* start MATERIAL *

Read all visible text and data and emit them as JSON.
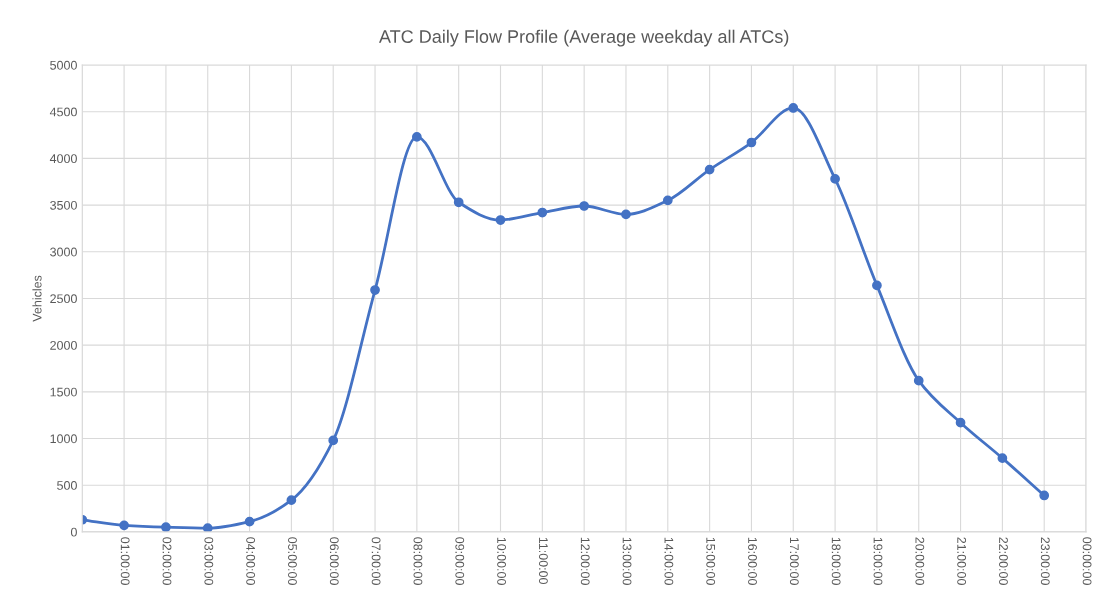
{
  "chart_data": {
    "type": "line",
    "title": "ATC Daily Flow Profile (Average weekday all ATCs)",
    "ylabel": "Vehicles",
    "categories": [
      null,
      "01:00:00",
      "02:00:00",
      "03:00:00",
      "04:00:00",
      "05:00:00",
      "06:00:00",
      "07:00:00",
      "08:00:00",
      "09:00:00",
      "10:00:00",
      "11:00:00",
      "12:00:00",
      "13:00:00",
      "14:00:00",
      "15:00:00",
      "16:00:00",
      "17:00:00",
      "18:00:00",
      "19:00:00",
      "20:00:00",
      "21:00:00",
      "22:00:00",
      "23:00:00",
      "00:00:00"
    ],
    "series": [
      {
        "color": "#4472c4",
        "values": [
          130,
          70,
          50,
          40,
          110,
          340,
          980,
          2590,
          4230,
          3530,
          3340,
          3420,
          3490,
          3400,
          3550,
          3880,
          4170,
          4540,
          3780,
          2640,
          1620,
          1170,
          790,
          390,
          null
        ]
      }
    ],
    "ylim": [
      0,
      5000
    ],
    "yticks": [
      0,
      500,
      1000,
      1500,
      2000,
      2500,
      3000,
      3500,
      4000,
      4500,
      5000
    ],
    "grid": true,
    "marker": "circle",
    "line_style": "solid"
  }
}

* end MATERIAL *

▸ OBJECTIVE: Make a word-for-word copy of the entries, without any pictures.

▸ RESULT OF THIS EXERCISE:
Read all visible text and data and emit them as JSON.
{
  "chart_data": {
    "type": "line",
    "title": "ATC Daily Flow Profile (Average weekday all ATCs)",
    "ylabel": "Vehicles",
    "categories": [
      null,
      "01:00:00",
      "02:00:00",
      "03:00:00",
      "04:00:00",
      "05:00:00",
      "06:00:00",
      "07:00:00",
      "08:00:00",
      "09:00:00",
      "10:00:00",
      "11:00:00",
      "12:00:00",
      "13:00:00",
      "14:00:00",
      "15:00:00",
      "16:00:00",
      "17:00:00",
      "18:00:00",
      "19:00:00",
      "20:00:00",
      "21:00:00",
      "22:00:00",
      "23:00:00",
      "00:00:00"
    ],
    "series": [
      {
        "color": "#4472c4",
        "values": [
          130,
          70,
          50,
          40,
          110,
          340,
          980,
          2590,
          4230,
          3530,
          3340,
          3420,
          3490,
          3400,
          3550,
          3880,
          4170,
          4540,
          3780,
          2640,
          1620,
          1170,
          790,
          390,
          null
        ]
      }
    ],
    "ylim": [
      0,
      5000
    ],
    "yticks": [
      0,
      500,
      1000,
      1500,
      2000,
      2500,
      3000,
      3500,
      4000,
      4500,
      5000
    ],
    "grid": true,
    "marker": "circle",
    "line_style": "solid"
  }
}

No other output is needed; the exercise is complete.